Copy each line exactly. Drop every picture.

[Data listing]

————

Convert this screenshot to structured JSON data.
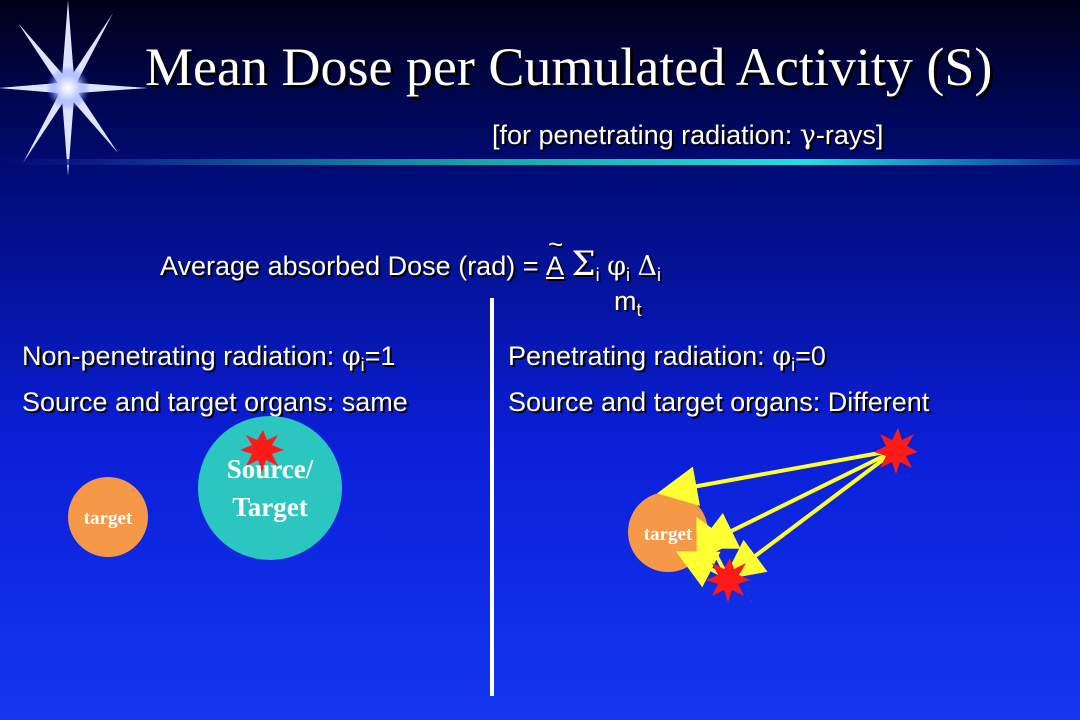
{
  "title": "Mean Dose per Cumulated Activity (S)",
  "subtitle": {
    "prefix": "[for penetrating radiation: ",
    "gamma": "γ",
    "suffix": "-rays]"
  },
  "formula": {
    "label": "Average absorbed Dose (rad) = ",
    "numerator_symbol": "A",
    "sigma": "Σ",
    "phi": "φ",
    "delta": "Δ",
    "index": "i",
    "denominator": "m",
    "denominator_sub": "t"
  },
  "left": {
    "line1_prefix": "Non-penetrating radiation: ",
    "line1_phi": "φ",
    "line1_sub": "i",
    "line1_suffix": "=1",
    "line2": "Source and target organs: same"
  },
  "right": {
    "line1_prefix": "Penetrating radiation: ",
    "line1_phi": "φ",
    "line1_sub": "i",
    "line1_suffix": "=0",
    "line2": "Source and target organs: Different"
  },
  "diagram": {
    "left_target_label": "target",
    "source_target_line1": "Source/",
    "source_target_line2": "Target",
    "right_target_label": "target",
    "colors": {
      "target": "#f59848",
      "source_target": "#2cc6c0",
      "burst": "#ff1a1a",
      "ray": "#ffff33"
    }
  }
}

————

[Task solution]
Convert this screenshot to structured JSON data.
{
  "title": "Mean Dose per Cumulated Activity (S)",
  "subtitle": {
    "prefix": "[for penetrating radiation: ",
    "gamma": "γ",
    "suffix": "-rays]"
  },
  "formula": {
    "label": "Average absorbed Dose (rad) = ",
    "numerator_symbol": "A",
    "sigma": "Σ",
    "phi": "φ",
    "delta": "Δ",
    "index": "i",
    "denominator": "m",
    "denominator_sub": "t"
  },
  "left": {
    "line1_prefix": "Non-penetrating radiation: ",
    "line1_phi": "φ",
    "line1_sub": "i",
    "line1_suffix": "=1",
    "line2": "Source and target organs: same"
  },
  "right": {
    "line1_prefix": "Penetrating radiation: ",
    "line1_phi": "φ",
    "line1_sub": "i",
    "line1_suffix": "=0",
    "line2": "Source and target organs: Different"
  },
  "diagram": {
    "left_target_label": "target",
    "source_target_line1": "Source/",
    "source_target_line2": "Target",
    "right_target_label": "target",
    "colors": {
      "target": "#f59848",
      "source_target": "#2cc6c0",
      "burst": "#ff1a1a",
      "ray": "#ffff33"
    }
  }
}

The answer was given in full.